Records from a dataset:
┄┄┄┄┄┄┄┄┄┄┄┄┄┄┄┄┄┄┄┄
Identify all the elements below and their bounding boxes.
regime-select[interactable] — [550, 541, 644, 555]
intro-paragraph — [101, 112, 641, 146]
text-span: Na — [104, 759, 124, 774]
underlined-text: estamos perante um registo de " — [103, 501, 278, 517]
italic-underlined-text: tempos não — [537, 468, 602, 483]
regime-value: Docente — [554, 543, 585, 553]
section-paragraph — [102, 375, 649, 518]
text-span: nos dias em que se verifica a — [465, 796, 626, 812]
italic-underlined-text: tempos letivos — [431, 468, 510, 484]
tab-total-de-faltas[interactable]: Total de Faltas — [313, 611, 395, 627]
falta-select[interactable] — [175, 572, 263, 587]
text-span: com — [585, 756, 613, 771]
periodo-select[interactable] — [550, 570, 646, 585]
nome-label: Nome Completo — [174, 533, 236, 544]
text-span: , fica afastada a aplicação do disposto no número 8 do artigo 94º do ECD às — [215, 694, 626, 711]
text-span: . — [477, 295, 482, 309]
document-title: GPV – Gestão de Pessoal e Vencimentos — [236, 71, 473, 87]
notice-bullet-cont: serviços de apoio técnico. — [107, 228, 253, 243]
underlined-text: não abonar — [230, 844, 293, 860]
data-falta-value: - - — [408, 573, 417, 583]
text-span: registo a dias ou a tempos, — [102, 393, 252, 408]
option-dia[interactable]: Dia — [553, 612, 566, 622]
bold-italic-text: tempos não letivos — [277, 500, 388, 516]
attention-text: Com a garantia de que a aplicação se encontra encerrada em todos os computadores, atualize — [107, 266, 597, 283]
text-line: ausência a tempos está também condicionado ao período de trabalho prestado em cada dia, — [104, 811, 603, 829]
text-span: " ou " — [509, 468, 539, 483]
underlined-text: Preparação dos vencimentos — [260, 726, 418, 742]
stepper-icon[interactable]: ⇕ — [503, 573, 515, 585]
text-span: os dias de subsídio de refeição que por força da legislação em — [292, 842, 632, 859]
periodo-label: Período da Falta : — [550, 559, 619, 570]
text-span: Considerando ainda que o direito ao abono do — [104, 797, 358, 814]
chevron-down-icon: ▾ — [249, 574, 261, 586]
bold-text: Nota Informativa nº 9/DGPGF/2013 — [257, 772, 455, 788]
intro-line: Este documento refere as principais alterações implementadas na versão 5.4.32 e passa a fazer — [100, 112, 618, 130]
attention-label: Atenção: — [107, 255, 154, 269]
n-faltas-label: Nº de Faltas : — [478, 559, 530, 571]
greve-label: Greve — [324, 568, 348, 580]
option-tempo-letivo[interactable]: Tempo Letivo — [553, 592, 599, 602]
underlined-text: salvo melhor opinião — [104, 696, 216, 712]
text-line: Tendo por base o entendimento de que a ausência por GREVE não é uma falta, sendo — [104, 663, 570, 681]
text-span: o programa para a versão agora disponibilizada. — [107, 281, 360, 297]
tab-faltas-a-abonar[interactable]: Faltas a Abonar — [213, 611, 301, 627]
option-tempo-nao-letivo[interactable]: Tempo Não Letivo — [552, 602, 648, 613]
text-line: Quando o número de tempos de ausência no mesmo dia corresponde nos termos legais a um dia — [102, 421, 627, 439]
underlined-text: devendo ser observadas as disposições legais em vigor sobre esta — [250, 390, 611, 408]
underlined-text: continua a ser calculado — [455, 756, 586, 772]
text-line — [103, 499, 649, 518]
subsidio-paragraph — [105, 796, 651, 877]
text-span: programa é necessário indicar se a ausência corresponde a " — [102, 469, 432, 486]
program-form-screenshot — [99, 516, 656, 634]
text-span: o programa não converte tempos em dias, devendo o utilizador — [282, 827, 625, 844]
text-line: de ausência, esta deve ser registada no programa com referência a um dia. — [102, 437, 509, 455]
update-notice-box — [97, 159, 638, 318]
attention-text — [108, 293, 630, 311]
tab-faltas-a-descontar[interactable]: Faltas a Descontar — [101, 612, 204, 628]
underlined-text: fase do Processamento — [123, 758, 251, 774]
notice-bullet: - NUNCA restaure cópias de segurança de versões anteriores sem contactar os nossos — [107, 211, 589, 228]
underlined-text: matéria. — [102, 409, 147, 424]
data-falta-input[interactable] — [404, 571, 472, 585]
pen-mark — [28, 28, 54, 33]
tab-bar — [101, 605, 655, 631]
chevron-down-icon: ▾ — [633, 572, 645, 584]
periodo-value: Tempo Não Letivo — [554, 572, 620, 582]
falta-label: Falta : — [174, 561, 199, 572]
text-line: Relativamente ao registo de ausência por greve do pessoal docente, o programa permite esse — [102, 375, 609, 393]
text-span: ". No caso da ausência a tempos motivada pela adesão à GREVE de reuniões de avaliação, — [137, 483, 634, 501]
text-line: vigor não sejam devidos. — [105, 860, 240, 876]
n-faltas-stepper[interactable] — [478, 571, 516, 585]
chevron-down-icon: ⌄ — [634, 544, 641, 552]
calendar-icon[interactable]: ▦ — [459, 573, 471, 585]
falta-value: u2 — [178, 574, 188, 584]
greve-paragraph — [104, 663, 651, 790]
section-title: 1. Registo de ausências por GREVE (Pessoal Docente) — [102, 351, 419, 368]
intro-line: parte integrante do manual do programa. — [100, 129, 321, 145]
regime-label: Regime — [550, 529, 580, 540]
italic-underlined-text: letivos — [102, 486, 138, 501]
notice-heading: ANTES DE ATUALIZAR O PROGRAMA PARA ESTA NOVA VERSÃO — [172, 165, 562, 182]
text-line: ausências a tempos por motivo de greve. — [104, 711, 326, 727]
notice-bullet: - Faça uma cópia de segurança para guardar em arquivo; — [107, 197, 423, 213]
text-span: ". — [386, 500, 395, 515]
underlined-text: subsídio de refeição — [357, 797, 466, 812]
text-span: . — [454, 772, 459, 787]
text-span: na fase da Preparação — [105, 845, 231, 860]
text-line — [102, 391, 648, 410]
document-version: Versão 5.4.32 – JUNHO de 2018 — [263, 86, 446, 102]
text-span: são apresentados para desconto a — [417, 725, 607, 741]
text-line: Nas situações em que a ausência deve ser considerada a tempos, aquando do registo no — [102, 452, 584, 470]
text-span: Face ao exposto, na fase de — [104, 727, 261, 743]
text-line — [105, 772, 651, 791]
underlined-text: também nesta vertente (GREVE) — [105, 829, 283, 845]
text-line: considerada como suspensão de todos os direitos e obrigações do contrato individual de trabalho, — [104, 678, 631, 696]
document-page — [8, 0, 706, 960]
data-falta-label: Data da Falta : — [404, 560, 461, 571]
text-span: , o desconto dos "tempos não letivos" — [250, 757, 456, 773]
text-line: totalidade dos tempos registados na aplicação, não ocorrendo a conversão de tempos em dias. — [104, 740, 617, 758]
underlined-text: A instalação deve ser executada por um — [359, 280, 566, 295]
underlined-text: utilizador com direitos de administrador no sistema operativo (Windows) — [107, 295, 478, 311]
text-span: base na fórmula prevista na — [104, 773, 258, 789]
┄┄┄┄┄┄┄┄┄┄┄┄┄┄┄┄┄┄┄┄
Please lay out every line of the data above as a numbered list, leaving out any blank lines.

1. Identify all the elements below and their bounding boxes.
2. regime-select[interactable] — [550, 541, 644, 555]
3. intro-paragraph — [101, 112, 641, 146]
4. text-span: Na — [104, 759, 124, 774]
5. underlined-text: estamos perante um registo de " — [103, 501, 278, 517]
6. italic-underlined-text: tempos não — [537, 468, 602, 483]
7. regime-value: Docente — [554, 543, 585, 553]
8. section-paragraph — [102, 375, 649, 518]
9. text-span: nos dias em que se verifica a — [465, 796, 626, 812]
10. italic-underlined-text: tempos letivos — [431, 468, 510, 484]
11. tab-total-de-faltas[interactable]: Total de Faltas — [313, 611, 395, 627]
12. falta-select[interactable] — [175, 572, 263, 587]
13. text-span: com — [585, 756, 613, 771]
14. periodo-select[interactable] — [550, 570, 646, 585]
15. nome-label: Nome Completo — [174, 533, 236, 544]
16. text-span: , fica afastada a aplicação do disposto no número 8 do artigo 94º do ECD às — [215, 694, 626, 711]
17. text-span: . — [477, 295, 482, 309]
18. document-title: GPV – Gestão de Pessoal e Vencimentos — [236, 71, 473, 87]
19. notice-bullet-cont: serviços de apoio técnico. — [107, 228, 253, 243]
20. underlined-text: não abonar — [230, 844, 293, 860]
21. data-falta-value: - - — [408, 573, 417, 583]
22. text-span: registo a dias ou a tempos, — [102, 393, 252, 408]
23. option-dia[interactable]: Dia — [553, 612, 566, 622]
24. bold-italic-text: tempos não letivos — [277, 500, 388, 516]
25. attention-text: Com a garantia de que a aplicação se encontra encerrada em todos os computadores, atualize — [107, 266, 597, 283]
26. text-line: ausência a tempos está também condicionado ao período de trabalho prestado em cada dia, — [104, 811, 603, 829]
27. text-span: " ou " — [509, 468, 539, 483]
28. underlined-text: Preparação dos vencimentos — [260, 726, 418, 742]
29. stepper-icon[interactable]: ⇕ — [503, 573, 515, 585]
30. text-span: os dias de subsídio de refeição que por força da legislação em — [292, 842, 632, 859]
31. periodo-label: Período da Falta : — [550, 559, 619, 570]
32. text-span: Considerando ainda que o direito ao abono do — [104, 797, 358, 814]
33. chevron-down-icon: ▾ — [249, 574, 261, 586]
34. bold-text: Nota Informativa nº 9/DGPGF/2013 — [257, 772, 455, 788]
35. intro-line: Este documento refere as principais alterações implementadas na versão 5.4.32 e passa a fazer — [100, 112, 618, 130]
36. attention-label: Atenção: — [107, 255, 154, 269]
37. n-faltas-label: Nº de Faltas : — [478, 559, 530, 571]
38. greve-label: Greve — [324, 568, 348, 580]
39. option-tempo-letivo[interactable]: Tempo Letivo — [553, 592, 599, 602]
40. underlined-text: salvo melhor opinião — [104, 696, 216, 712]
41. text-line: Tendo por base o entendimento de que a ausência por GREVE não é uma falta, sendo — [104, 663, 570, 681]
42. text-span: o programa para a versão agora disponibilizada. — [107, 281, 360, 297]
43. tab-faltas-a-abonar[interactable]: Faltas a Abonar — [213, 611, 301, 627]
44. option-tempo-nao-letivo[interactable]: Tempo Não Letivo — [552, 602, 648, 613]
45. text-line: Quando o número de tempos de ausência no mesmo dia corresponde nos termos legais a um dia — [102, 421, 627, 439]
46. underlined-text: devendo ser observadas as disposições legais em vigor sobre esta — [250, 390, 611, 408]
47. underlined-text: continua a ser calculado — [455, 756, 586, 772]
48. text-line — [103, 499, 649, 518]
49. subsidio-paragraph — [105, 796, 651, 877]
50. text-span: programa é necessário indicar se a ausência corresponde a " — [102, 469, 432, 486]
51. program-form-screenshot — [99, 516, 656, 634]
52. text-span: o programa não converte tempos em dias, devendo o utilizador — [282, 827, 625, 844]
53. text-line: de ausência, esta deve ser registada no programa com referência a um dia. — [102, 437, 509, 455]
54. update-notice-box — [97, 159, 638, 318]
55. attention-text — [108, 293, 630, 311]
56. tab-faltas-a-descontar[interactable]: Faltas a Descontar — [101, 612, 204, 628]
57. underlined-text: fase do Processamento — [123, 758, 251, 774]
58. notice-bullet: - NUNCA restaure cópias de segurança de versões anteriores sem contactar os nossos — [107, 211, 589, 228]
59. underlined-text: matéria. — [102, 409, 147, 424]
60. data-falta-input[interactable] — [404, 571, 472, 585]
61. pen-mark — [28, 28, 54, 33]
62. tab-bar — [101, 605, 655, 631]
63. chevron-down-icon: ▾ — [633, 572, 645, 584]
64. periodo-value: Tempo Não Letivo — [554, 572, 620, 582]
65. falta-label: Falta : — [174, 561, 199, 572]
66. text-line: Relativamente ao registo de ausência por greve do pessoal docente, o programa permite esse — [102, 375, 609, 393]
67. text-span: ". No caso da ausência a tempos motivada pela adesão à GREVE de reuniões de avaliação, — [137, 483, 634, 501]
68. text-line: vigor não sejam devidos. — [105, 860, 240, 876]
69. n-faltas-stepper[interactable] — [478, 571, 516, 585]
70. chevron-down-icon: ⌄ — [634, 544, 641, 552]
71. calendar-icon[interactable]: ▦ — [459, 573, 471, 585]
72. falta-value: u2 — [178, 574, 188, 584]
73. greve-paragraph — [104, 663, 651, 790]
74. section-title: 1. Registo de ausências por GREVE (Pessoal Docente) — [102, 351, 419, 368]
75. intro-line: parte integrante do manual do programa. — [100, 129, 321, 145]
76. regime-label: Regime — [550, 529, 580, 540]
77. italic-underlined-text: letivos — [102, 486, 138, 501]
78. notice-heading: ANTES DE ATUALIZAR O PROGRAMA PARA ESTA NOVA VERSÃO — [172, 165, 562, 182]
79. text-line: ausências a tempos por motivo de greve. — [104, 711, 326, 727]
80. notice-bullet: - Faça uma cópia de segurança para guardar em arquivo; — [107, 197, 423, 213]
81. text-span: ". — [386, 500, 395, 515]
82. underlined-text: subsídio de refeição — [357, 797, 466, 812]
83. text-span: . — [454, 772, 459, 787]
84. text-span: na fase da Preparação — [105, 845, 231, 860]
85. text-line — [102, 391, 648, 410]
86. document-version: Versão 5.4.32 – JUNHO de 2018 — [263, 86, 446, 102]
87. text-span: são apresentados para desconto a — [417, 725, 607, 741]
88. text-line: Nas situações em que a ausência deve ser considerada a tempos, aquando do registo no — [102, 452, 584, 470]
89. text-span: Face ao exposto, na fase de — [104, 727, 261, 743]
90. text-line — [105, 772, 651, 791]
91. underlined-text: também nesta vertente (GREVE) — [105, 829, 283, 845]
92. text-line: considerada como suspensão de todos os direitos e obrigações do contrato individual de trabalho, — [104, 678, 631, 696]
93. document-page — [8, 0, 706, 960]
94. data-falta-label: Data da Falta : — [404, 560, 461, 571]
95. text-span: , o desconto dos "tempos não letivos" — [250, 757, 456, 773]
96. text-line: totalidade dos tempos registados na aplicação, não ocorrendo a conversão de tempos em dias. — [104, 740, 617, 758]
97. underlined-text: A instalação deve ser executada por um — [359, 280, 566, 295]
98. underlined-text: utilizador com direitos de administrador no sistema operativo (Windows) — [107, 295, 478, 311]
99. text-span: base na fórmula prevista na — [104, 773, 258, 789]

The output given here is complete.